What you are asked to do.
Show all lines holding the string "phiên".

Records from a data source:

------------------------------------------------

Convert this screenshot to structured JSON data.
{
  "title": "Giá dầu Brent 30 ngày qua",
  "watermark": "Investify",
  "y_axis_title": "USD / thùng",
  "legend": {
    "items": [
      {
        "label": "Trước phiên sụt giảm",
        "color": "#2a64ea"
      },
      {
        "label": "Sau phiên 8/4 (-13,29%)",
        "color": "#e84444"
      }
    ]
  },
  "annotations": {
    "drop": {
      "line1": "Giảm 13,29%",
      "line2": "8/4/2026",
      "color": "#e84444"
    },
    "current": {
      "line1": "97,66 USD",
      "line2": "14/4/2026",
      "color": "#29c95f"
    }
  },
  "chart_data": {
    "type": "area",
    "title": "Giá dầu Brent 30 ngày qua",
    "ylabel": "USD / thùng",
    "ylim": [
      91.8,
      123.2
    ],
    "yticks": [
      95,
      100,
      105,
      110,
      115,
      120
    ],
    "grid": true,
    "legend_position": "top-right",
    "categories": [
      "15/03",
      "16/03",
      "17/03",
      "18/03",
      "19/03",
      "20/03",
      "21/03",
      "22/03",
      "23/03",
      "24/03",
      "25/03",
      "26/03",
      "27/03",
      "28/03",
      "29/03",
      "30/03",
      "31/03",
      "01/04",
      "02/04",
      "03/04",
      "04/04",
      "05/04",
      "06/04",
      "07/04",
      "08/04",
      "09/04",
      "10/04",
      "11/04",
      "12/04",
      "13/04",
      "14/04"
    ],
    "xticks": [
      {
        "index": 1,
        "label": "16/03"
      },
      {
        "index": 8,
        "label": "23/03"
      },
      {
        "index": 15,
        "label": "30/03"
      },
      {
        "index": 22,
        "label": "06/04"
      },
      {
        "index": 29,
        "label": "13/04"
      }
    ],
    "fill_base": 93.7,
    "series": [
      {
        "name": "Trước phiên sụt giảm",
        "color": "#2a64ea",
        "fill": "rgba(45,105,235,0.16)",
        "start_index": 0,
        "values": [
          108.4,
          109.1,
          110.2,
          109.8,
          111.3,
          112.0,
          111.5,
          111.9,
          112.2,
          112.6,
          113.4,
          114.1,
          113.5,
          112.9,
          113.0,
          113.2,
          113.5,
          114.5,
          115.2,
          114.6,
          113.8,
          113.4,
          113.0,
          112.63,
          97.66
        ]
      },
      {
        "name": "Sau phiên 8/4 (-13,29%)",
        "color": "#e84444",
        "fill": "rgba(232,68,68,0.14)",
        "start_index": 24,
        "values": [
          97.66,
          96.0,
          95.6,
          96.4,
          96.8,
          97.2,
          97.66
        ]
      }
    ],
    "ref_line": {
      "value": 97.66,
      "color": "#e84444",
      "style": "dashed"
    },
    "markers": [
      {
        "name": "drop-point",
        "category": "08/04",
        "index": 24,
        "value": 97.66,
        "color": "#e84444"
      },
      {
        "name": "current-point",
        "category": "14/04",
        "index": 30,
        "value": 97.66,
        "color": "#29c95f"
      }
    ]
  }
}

------------------------------------------------

The output.
        "label": "Trước phiên sụt giảm",
        "label": "Sau phiên 8/4 (-13,29%)",
        "name": "Trước phiên sụt giảm",
        "name": "Sau phiên 8/4 (-13,29%)",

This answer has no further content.